Task instructions
Can you reproduce the data beneath, keeping every line exact?

Dataset records

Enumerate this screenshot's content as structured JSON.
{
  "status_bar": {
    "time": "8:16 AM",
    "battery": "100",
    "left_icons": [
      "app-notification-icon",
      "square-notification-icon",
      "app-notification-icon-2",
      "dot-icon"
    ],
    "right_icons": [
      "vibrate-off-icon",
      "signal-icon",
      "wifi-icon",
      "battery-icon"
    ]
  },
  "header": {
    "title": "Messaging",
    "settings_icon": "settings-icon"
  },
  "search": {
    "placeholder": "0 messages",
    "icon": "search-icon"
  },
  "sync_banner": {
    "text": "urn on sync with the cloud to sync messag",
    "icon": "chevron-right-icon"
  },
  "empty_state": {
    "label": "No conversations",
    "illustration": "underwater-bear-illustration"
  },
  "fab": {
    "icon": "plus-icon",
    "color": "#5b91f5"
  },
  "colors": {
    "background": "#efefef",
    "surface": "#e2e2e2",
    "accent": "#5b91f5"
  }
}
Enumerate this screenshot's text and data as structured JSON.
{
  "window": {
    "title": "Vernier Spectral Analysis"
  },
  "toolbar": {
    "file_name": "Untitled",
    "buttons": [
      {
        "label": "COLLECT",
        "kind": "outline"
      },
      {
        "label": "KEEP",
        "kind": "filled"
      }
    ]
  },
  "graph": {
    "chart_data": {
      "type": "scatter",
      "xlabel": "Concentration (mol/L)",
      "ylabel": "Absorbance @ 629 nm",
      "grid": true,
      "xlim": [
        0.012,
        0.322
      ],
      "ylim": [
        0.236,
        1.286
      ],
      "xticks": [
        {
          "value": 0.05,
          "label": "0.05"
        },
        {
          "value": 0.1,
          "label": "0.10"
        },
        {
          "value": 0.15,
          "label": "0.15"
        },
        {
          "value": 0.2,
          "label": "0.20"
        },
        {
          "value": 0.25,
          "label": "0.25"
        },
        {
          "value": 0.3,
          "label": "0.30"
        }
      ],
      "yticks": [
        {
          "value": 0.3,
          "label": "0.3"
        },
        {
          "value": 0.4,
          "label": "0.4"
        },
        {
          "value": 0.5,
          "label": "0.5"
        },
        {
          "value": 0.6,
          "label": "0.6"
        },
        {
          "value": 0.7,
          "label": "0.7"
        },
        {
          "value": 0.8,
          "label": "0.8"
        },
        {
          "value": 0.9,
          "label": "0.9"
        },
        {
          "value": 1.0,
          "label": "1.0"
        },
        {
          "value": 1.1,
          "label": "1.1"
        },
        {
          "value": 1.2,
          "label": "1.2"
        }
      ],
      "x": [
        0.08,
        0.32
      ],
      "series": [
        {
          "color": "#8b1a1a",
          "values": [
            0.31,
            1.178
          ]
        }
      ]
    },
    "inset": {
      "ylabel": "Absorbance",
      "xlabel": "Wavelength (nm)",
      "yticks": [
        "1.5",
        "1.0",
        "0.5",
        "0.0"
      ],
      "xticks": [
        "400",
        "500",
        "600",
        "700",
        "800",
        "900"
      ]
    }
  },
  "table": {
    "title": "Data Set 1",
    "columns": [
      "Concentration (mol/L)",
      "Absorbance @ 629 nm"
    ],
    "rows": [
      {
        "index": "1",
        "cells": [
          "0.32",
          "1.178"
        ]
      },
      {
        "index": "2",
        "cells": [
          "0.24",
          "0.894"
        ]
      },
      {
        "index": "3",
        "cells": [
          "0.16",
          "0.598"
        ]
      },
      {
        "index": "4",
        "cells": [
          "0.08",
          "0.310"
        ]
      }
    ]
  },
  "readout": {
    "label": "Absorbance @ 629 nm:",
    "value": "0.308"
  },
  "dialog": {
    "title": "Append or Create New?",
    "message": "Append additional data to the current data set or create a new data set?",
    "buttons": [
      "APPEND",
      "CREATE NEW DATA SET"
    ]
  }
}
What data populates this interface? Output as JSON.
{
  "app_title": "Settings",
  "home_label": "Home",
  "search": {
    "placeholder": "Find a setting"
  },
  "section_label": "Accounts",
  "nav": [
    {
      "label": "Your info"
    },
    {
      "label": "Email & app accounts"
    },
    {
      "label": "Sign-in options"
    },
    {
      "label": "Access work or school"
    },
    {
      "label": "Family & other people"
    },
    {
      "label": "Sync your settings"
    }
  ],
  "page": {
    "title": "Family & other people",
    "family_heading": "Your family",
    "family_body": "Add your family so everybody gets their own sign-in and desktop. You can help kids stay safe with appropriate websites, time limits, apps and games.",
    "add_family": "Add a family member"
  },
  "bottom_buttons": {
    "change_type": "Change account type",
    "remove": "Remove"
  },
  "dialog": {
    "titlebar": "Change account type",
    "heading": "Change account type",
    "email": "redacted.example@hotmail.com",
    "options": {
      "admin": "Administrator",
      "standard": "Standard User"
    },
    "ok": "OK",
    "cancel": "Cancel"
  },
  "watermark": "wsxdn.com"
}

Output for this task
Enumerate this screenshot's content as structured JSON.
{
  "status_bar": {
    "time": "8:16 AM",
    "battery": "100",
    "left_icons": [
      "app-notification-icon",
      "square-notification-icon",
      "app-notification-icon-2",
      "dot-icon"
    ],
    "right_icons": [
      "vibrate-off-icon",
      "signal-icon",
      "wifi-icon",
      "battery-icon"
    ]
  },
  "header": {
    "title": "Messaging",
    "settings_icon": "settings-icon"
  },
  "search": {
    "placeholder": "0 messages",
    "icon": "search-icon"
  },
  "sync_banner": {
    "text": "urn on sync with the cloud to sync messag",
    "icon": "chevron-right-icon"
  },
  "empty_state": {
    "label": "No conversations",
    "illustration": "underwater-bear-illustration"
  },
  "fab": {
    "icon": "plus-icon",
    "color": "#5b91f5"
  },
  "colors": {
    "background": "#efefef",
    "surface": "#e2e2e2",
    "accent": "#5b91f5"
  }
}
Enumerate this screenshot's text and data as structured JSON.
{
  "window": {
    "title": "Vernier Spectral Analysis"
  },
  "toolbar": {
    "file_name": "Untitled",
    "buttons": [
      {
        "label": "COLLECT",
        "kind": "outline"
      },
      {
        "label": "KEEP",
        "kind": "filled"
      }
    ]
  },
  "graph": {
    "chart_data": {
      "type": "scatter",
      "xlabel": "Concentration (mol/L)",
      "ylabel": "Absorbance @ 629 nm",
      "grid": true,
      "xlim": [
        0.012,
        0.322
      ],
      "ylim": [
        0.236,
        1.286
      ],
      "xticks": [
        {
          "value": 0.05,
          "label": "0.05"
        },
        {
          "value": 0.1,
          "label": "0.10"
        },
        {
          "value": 0.15,
          "label": "0.15"
        },
        {
          "value": 0.2,
          "label": "0.20"
        },
        {
          "value": 0.25,
          "label": "0.25"
        },
        {
          "value": 0.3,
          "label": "0.30"
        }
      ],
      "yticks": [
        {
          "value": 0.3,
          "label": "0.3"
        },
        {
          "value": 0.4,
          "label": "0.4"
        },
        {
          "value": 0.5,
          "label": "0.5"
        },
        {
          "value": 0.6,
          "label": "0.6"
        },
        {
          "value": 0.7,
          "label": "0.7"
        },
        {
          "value": 0.8,
          "label": "0.8"
        },
        {
          "value": 0.9,
          "label": "0.9"
        },
        {
          "value": 1.0,
          "label": "1.0"
        },
        {
          "value": 1.1,
          "label": "1.1"
        },
        {
          "value": 1.2,
          "label": "1.2"
        }
      ],
      "x": [
        0.08,
        0.32
      ],
      "series": [
        {
          "color": "#8b1a1a",
          "values": [
            0.31,
            1.178
          ]
        }
      ]
    },
    "inset": {
      "ylabel": "Absorbance",
      "xlabel": "Wavelength (nm)",
      "yticks": [
        "1.5",
        "1.0",
        "0.5",
        "0.0"
      ],
      "xticks": [
        "400",
        "500",
        "600",
        "700",
        "800",
        "900"
      ]
    }
  },
  "table": {
    "title": "Data Set 1",
    "columns": [
      "Concentration (mol/L)",
      "Absorbance @ 629 nm"
    ],
    "rows": [
      {
        "index": "1",
        "cells": [
          "0.32",
          "1.178"
        ]
      },
      {
        "index": "2",
        "cells": [
          "0.24",
          "0.894"
        ]
      },
      {
        "index": "3",
        "cells": [
          "0.16",
          "0.598"
        ]
      },
      {
        "index": "4",
        "cells": [
          "0.08",
          "0.310"
        ]
      }
    ]
  },
  "readout": {
    "label": "Absorbance @ 629 nm:",
    "value": "0.308"
  },
  "dialog": {
    "title": "Append or Create New?",
    "message": "Append additional data to the current data set or create a new data set?",
    "buttons": [
      "APPEND",
      "CREATE NEW DATA SET"
    ]
  }
}
What data populates this interface? Output as JSON.
{
  "app_title": "Settings",
  "home_label": "Home",
  "search": {
    "placeholder": "Find a setting"
  },
  "section_label": "Accounts",
  "nav": [
    {
      "label": "Your info"
    },
    {
      "label": "Email & app accounts"
    },
    {
      "label": "Sign-in options"
    },
    {
      "label": "Access work or school"
    },
    {
      "label": "Family & other people"
    },
    {
      "label": "Sync your settings"
    }
  ],
  "page": {
    "title": "Family & other people",
    "family_heading": "Your family",
    "family_body": "Add your family so everybody gets their own sign-in and desktop. You can help kids stay safe with appropriate websites, time limits, apps and games.",
    "add_family": "Add a family member"
  },
  "bottom_buttons": {
    "change_type": "Change account type",
    "remove": "Remove"
  },
  "dialog": {
    "titlebar": "Change account type",
    "heading": "Change account type",
    "email": "redacted.example@hotmail.com",
    "options": {
      "admin": "Administrator",
      "standard": "Standard User"
    },
    "ok": "OK",
    "cancel": "Cancel"
  },
  "watermark": "wsxdn.com"
}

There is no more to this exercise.